**INPUT**:
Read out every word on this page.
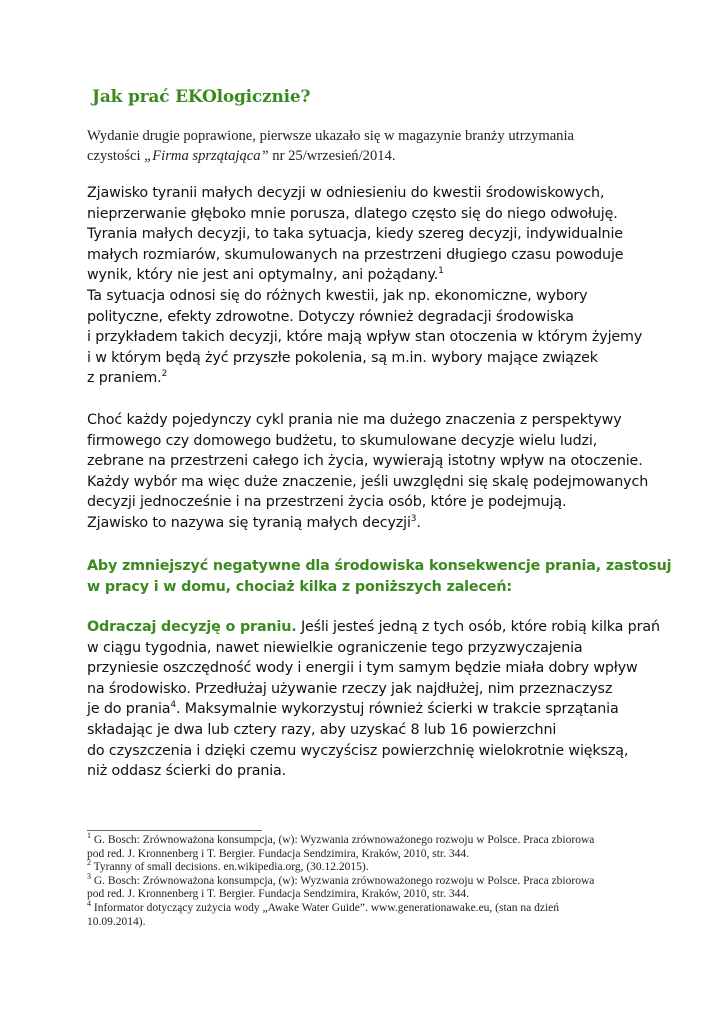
Jak prać EKOlogicznie?
Wydanie drugie poprawione, pierwsze ukazało się w magazynie branży utrzymania
czystości „Firma sprzątająca” nr 25/wrzesień/2014.
Zjawisko tyranii małych decyzji w odniesieniu do kwestii środowiskowych,
nieprzerwanie głęboko mnie porusza, dlatego często się do niego odwołuję.
Tyrania małych decyzji, to taka sytuacja, kiedy szereg decyzji, indywidualnie
małych rozmiarów, skumulowanych na przestrzeni długiego czasu powoduje
wynik, który nie jest ani optymalny, ani pożądany.$^1$
Ta sytuacja odnosi się do różnych kwestii, jak np. ekonomiczne, wybory
polityczne, efekty zdrowotne. Dotyczy również degradacji środowiska
i przykładem takich decyzji, które mają wpływ stan otoczenia w którym żyjemy
i w którym będą żyć przyszłe pokolenia, są m.in. wybory mające związek
z praniem.$^2$
Choć każdy pojedynczy cykl prania nie ma dużego znaczenia z perspektywy
firmowego czy domowego budżetu, to skumulowane decyzje wielu ludzi,
zebrane na przestrzeni całego ich życia, wywierają istotny wpływ na otoczenie.
Każdy wybór ma więc duże znaczenie, jeśli uwzględni się skalę podejmowanych
decyzji jednocześnie i na przestrzeni życia osób, które je podejmują.
Zjawisko to nazywa się tyranią małych decyzji$^3$.
Aby zmniejszyć negatywne dla środowiska konsekwencje prania, zastosuj
w pracy i w domu, chociaż kilka z poniższych zaleceń:
Odraczaj decyzję o praniu. Jeśli jesteś jedną z tych osób, które robią kilka prań
w ciągu tygodnia, nawet niewielkie ograniczenie tego przyzwyczajenia
przyniesie oszczędność wody i energii i tym samym będzie miała dobry wpływ
na środowisko. Przedłużaj używanie rzeczy jak najdłużej, nim przeznaczysz
je do prania$^4$. Maksymalnie wykorzystuj również ścierki w trakcie sprzątania
składając je dwa lub cztery razy, aby uzyskać 8 lub 16 powierzchni
do czyszczenia i dzięki czemu wyczyścisz powierzchnię wielokrotnie większą,
niż oddasz ścierki do prania.
$^1$ G. Bosch: Zrównoważona konsumpcja, (w): Wyzwania zrównoważonego rozwoju w Polsce. Praca zbiorowa
pod red. J. Kronnenberg i T. Bergier. Fundacja Sendzimira, Kraków, 2010, str. 344.
$^2$ Tyranny of small decisions. en.wikipedia.org, (30.12.2015).
$^3$ G. Bosch: Zrównoważona konsumpcja, (w): Wyzwania zrównoważonego rozwoju w Polsce. Praca zbiorowa
pod red. J. Kronnenberg i T. Bergier. Fundacja Sendzimira, Kraków, 2010, str. 344.
$^4$ Informator dotyczący zużycia wody „Awake Water Guide”. www.generationawake.eu, (stan na dzień
10.09.2014).
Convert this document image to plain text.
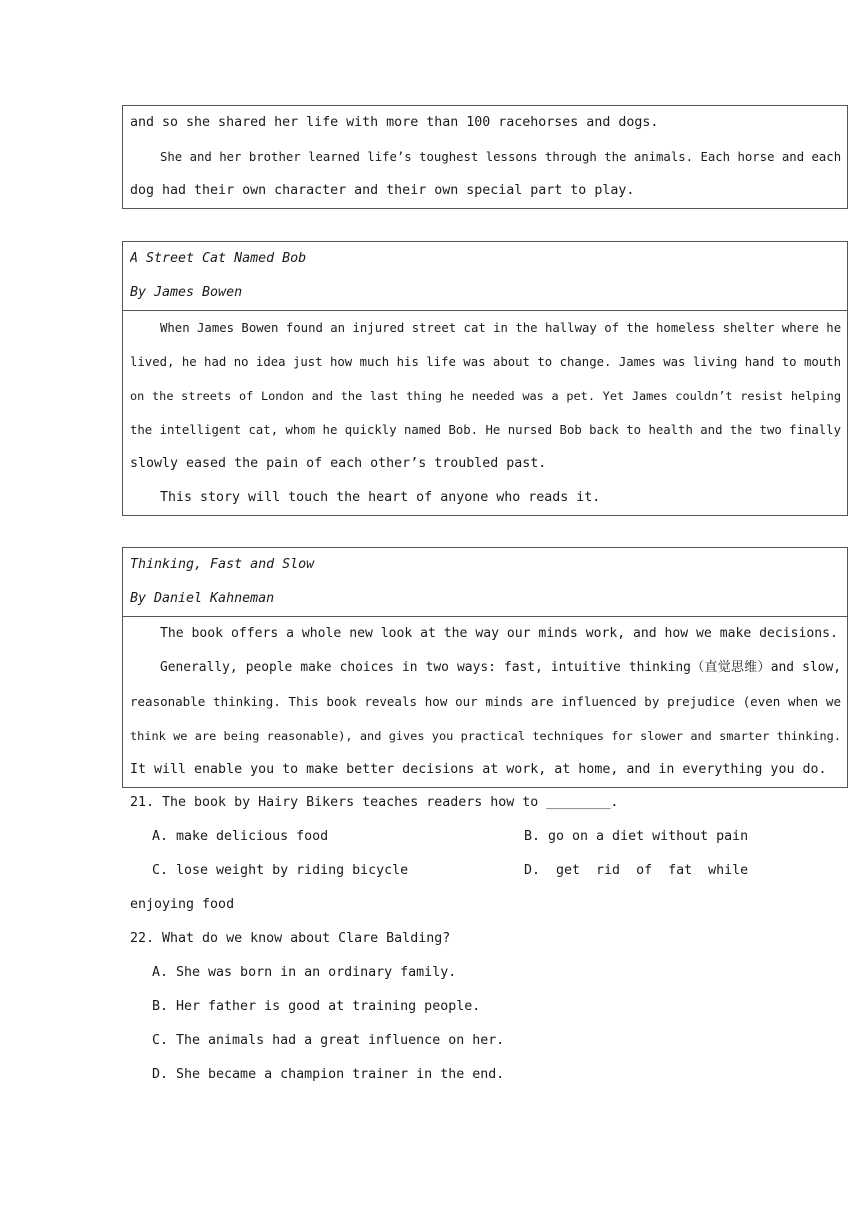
and so she shared her life with more than 100 racehorses and dogs.
She and her brother learned life’s toughest lessons through the animals. Each horse and each
dog had their own character and their own special part to play.
A Street Cat Named Bob
By James Bowen
When James Bowen found an injured street cat in the hallway of the homeless shelter where he
lived, he had no idea just how much his life was about to change. James was living hand to mouth
on the streets of London and the last thing he needed was a pet. Yet James couldn’t resist helping
the intelligent cat, whom he quickly named Bob. He nursed Bob back to health and the two finally
slowly eased the pain of each other’s troubled past.
This story will touch the heart of anyone who reads it.
Thinking, Fast and Slow
By Daniel Kahneman
The book offers a whole new look at the way our minds work, and how we make decisions.
Generally, people make choices in two ways: fast, intuitive thinking（直觉思维）and slow,
reasonable thinking. This book reveals how our minds are influenced by prejudice (even when we
think we are being reasonable), and gives you practical techniques for slower and smarter thinking.
It will enable you to make better decisions at work, at home, and in everything you do.
21. The book by Hairy Bikers teaches readers how to ________.
A. make delicious food	B. go on a diet without pain
C. lose weight by riding bicycle	D.  get  rid  of  fat  while
enjoying food
22. What do we know about Clare Balding?
A. She was born in an ordinary family.
B. Her father is good at training people.
C. The animals had a great influence on her.
D. She became a champion trainer in the end.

**WHAT YOU SHOULD DO**: Print each record exactly as it stands, leaving the images out.

**RESPONSE TO THIS EXERCISE**:
Read out every word on this page.
Jak prać EKOlogicznie?
Wydanie drugie poprawione, pierwsze ukazało się w magazynie branży utrzymania
czystości „Firma sprzątająca” nr 25/wrzesień/2014.
Zjawisko tyranii małych decyzji w odniesieniu do kwestii środowiskowych,
nieprzerwanie głęboko mnie porusza, dlatego często się do niego odwołuję.
Tyrania małych decyzji, to taka sytuacja, kiedy szereg decyzji, indywidualnie
małych rozmiarów, skumulowanych na przestrzeni długiego czasu powoduje
wynik, który nie jest ani optymalny, ani pożądany.$^1$
Ta sytuacja odnosi się do różnych kwestii, jak np. ekonomiczne, wybory
polityczne, efekty zdrowotne. Dotyczy również degradacji środowiska
i przykładem takich decyzji, które mają wpływ stan otoczenia w którym żyjemy
i w którym będą żyć przyszłe pokolenia, są m.in. wybory mające związek
z praniem.$^2$
Choć każdy pojedynczy cykl prania nie ma dużego znaczenia z perspektywy
firmowego czy domowego budżetu, to skumulowane decyzje wielu ludzi,
zebrane na przestrzeni całego ich życia, wywierają istotny wpływ na otoczenie.
Każdy wybór ma więc duże znaczenie, jeśli uwzględni się skalę podejmowanych
decyzji jednocześnie i na przestrzeni życia osób, które je podejmują.
Zjawisko to nazywa się tyranią małych decyzji$^3$.
Aby zmniejszyć negatywne dla środowiska konsekwencje prania, zastosuj
w pracy i w domu, chociaż kilka z poniższych zaleceń:
Odraczaj decyzję o praniu. Jeśli jesteś jedną z tych osób, które robią kilka prań
w ciągu tygodnia, nawet niewielkie ograniczenie tego przyzwyczajenia
przyniesie oszczędność wody i energii i tym samym będzie miała dobry wpływ
na środowisko. Przedłużaj używanie rzeczy jak najdłużej, nim przeznaczysz
je do prania$^4$. Maksymalnie wykorzystuj również ścierki w trakcie sprzątania
składając je dwa lub cztery razy, aby uzyskać 8 lub 16 powierzchni
do czyszczenia i dzięki czemu wyczyścisz powierzchnię wielokrotnie większą,
niż oddasz ścierki do prania.
$^1$ G. Bosch: Zrównoważona konsumpcja, (w): Wyzwania zrównoważonego rozwoju w Polsce. Praca zbiorowa
pod red. J. Kronnenberg i T. Bergier. Fundacja Sendzimira, Kraków, 2010, str. 344.
$^2$ Tyranny of small decisions. en.wikipedia.org, (30.12.2015).
$^3$ G. Bosch: Zrównoważona konsumpcja, (w): Wyzwania zrównoważonego rozwoju w Polsce. Praca zbiorowa
pod red. J. Kronnenberg i T. Bergier. Fundacja Sendzimira, Kraków, 2010, str. 344.
$^4$ Informator dotyczący zużycia wody „Awake Water Guide”. www.generationawake.eu, (stan na dzień
10.09.2014).
Convert this document image to plain text.
and so she shared her life with more than 100 racehorses and dogs.
She and her brother learned life’s toughest lessons through the animals. Each horse and each
dog had their own character and their own special part to play.
A Street Cat Named Bob
By James Bowen
When James Bowen found an injured street cat in the hallway of the homeless shelter where he
lived, he had no idea just how much his life was about to change. James was living hand to mouth
on the streets of London and the last thing he needed was a pet. Yet James couldn’t resist helping
the intelligent cat, whom he quickly named Bob. He nursed Bob back to health and the two finally
slowly eased the pain of each other’s troubled past.
This story will touch the heart of anyone who reads it.
Thinking, Fast and Slow
By Daniel Kahneman
The book offers a whole new look at the way our minds work, and how we make decisions.
Generally, people make choices in two ways: fast, intuitive thinking（直觉思维）and slow,
reasonable thinking. This book reveals how our minds are influenced by prejudice (even when we
think we are being reasonable), and gives you practical techniques for slower and smarter thinking.
It will enable you to make better decisions at work, at home, and in everything you do.
21. The book by Hairy Bikers teaches readers how to ________.
A. make delicious food	B. go on a diet without pain
C. lose weight by riding bicycle	D.  get  rid  of  fat  while
enjoying food
22. What do we know about Clare Balding?
A. She was born in an ordinary family.
B. Her father is good at training people.
C. The animals had a great influence on her.
D. She became a champion trainer in the end.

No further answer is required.